WHAT YOU SHOULD DO: Show each line that has the string "Magni" in it.
◇ ◇ ◇ ◇
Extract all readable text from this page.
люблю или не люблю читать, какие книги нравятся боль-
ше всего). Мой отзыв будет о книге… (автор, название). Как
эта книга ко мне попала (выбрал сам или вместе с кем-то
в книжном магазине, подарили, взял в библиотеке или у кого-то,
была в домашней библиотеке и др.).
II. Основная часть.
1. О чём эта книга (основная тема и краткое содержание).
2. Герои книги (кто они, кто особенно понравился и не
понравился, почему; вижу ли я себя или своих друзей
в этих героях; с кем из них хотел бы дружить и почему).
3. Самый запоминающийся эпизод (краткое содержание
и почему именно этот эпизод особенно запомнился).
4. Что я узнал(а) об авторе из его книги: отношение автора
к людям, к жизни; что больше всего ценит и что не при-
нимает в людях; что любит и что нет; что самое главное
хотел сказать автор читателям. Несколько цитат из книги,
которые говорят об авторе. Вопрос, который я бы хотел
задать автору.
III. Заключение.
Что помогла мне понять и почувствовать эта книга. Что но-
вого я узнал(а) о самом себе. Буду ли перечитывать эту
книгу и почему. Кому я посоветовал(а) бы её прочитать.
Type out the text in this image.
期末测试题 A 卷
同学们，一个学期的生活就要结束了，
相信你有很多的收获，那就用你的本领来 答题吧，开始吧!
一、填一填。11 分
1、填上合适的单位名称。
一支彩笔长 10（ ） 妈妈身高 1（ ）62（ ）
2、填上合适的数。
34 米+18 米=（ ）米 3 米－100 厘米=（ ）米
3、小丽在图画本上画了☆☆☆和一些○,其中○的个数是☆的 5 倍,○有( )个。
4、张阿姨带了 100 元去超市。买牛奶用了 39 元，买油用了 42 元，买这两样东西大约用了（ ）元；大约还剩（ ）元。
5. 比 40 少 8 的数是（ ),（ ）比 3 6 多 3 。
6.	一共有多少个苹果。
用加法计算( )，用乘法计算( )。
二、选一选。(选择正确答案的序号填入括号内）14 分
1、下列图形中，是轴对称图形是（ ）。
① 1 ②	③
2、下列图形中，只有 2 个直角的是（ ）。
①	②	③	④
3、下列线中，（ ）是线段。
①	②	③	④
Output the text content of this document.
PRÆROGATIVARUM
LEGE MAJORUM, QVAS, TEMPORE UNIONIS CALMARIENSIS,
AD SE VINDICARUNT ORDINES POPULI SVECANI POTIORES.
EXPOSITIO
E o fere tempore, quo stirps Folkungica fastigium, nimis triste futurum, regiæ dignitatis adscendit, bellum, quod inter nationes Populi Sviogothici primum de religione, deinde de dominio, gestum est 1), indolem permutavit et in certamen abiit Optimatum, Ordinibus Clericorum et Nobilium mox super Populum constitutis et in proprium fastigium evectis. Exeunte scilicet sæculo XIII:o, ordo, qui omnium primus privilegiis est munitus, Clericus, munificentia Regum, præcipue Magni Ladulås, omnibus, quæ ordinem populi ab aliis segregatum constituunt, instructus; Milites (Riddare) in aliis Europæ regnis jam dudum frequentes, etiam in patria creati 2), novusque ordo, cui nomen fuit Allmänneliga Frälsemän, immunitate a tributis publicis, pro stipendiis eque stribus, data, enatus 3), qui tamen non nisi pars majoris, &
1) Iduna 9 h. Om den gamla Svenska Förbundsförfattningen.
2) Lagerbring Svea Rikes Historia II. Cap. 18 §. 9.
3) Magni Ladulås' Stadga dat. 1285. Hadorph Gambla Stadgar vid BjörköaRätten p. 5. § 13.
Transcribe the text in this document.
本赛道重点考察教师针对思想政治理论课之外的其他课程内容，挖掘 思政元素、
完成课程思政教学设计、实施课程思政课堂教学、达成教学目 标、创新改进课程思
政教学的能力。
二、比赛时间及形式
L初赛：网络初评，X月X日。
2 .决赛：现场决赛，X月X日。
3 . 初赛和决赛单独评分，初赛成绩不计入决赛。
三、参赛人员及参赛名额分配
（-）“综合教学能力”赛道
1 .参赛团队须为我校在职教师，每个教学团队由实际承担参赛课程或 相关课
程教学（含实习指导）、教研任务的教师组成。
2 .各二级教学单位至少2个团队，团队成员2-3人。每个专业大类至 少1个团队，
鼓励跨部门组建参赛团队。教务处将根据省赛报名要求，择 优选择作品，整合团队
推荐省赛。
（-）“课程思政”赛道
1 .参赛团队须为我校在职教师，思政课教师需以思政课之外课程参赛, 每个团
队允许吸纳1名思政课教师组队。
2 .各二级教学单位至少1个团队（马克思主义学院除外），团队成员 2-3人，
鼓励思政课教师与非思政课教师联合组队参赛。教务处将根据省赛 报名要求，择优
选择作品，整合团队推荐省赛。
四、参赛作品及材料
◇ ◇ ◇ ◇
TASK RESPONSE:
E o fere tempore, quo stirps Folkungica fastigium, nimis triste futurum, regiæ dignitatis adscendit, bellum, quod inter nationes Populi Sviogothici primum de religione, deinde de dominio, gestum est 1), indolem permutavit et in certamen abiit Optimatum, Ordinibus Clericorum et Nobilium mox super Populum constitutis et in proprium fastigium evectis. Exeunte scilicet sæculo XIII:o, ordo, qui omnium primus privilegiis est munitus, Clericus, munificentia Regum, præcipue Magni Ladulås, omnibus, quæ ordinem populi ab aliis segregatum constituunt, instructus; Milites (Riddare) in aliis Europæ regnis jam dudum frequentes, etiam in patria creati 2), novusque ordo, cui nomen fuit Allmänneliga Frälsemän, immunitate a tributis publicis, pro stipendiis eque stribus, data, enatus 3), qui tamen non nisi pars majoris, &
3) Magni Ladulås' Stadga dat. 1285. Hadorph Gambla Stadgar vid BjörköaRätten p. 5. § 13.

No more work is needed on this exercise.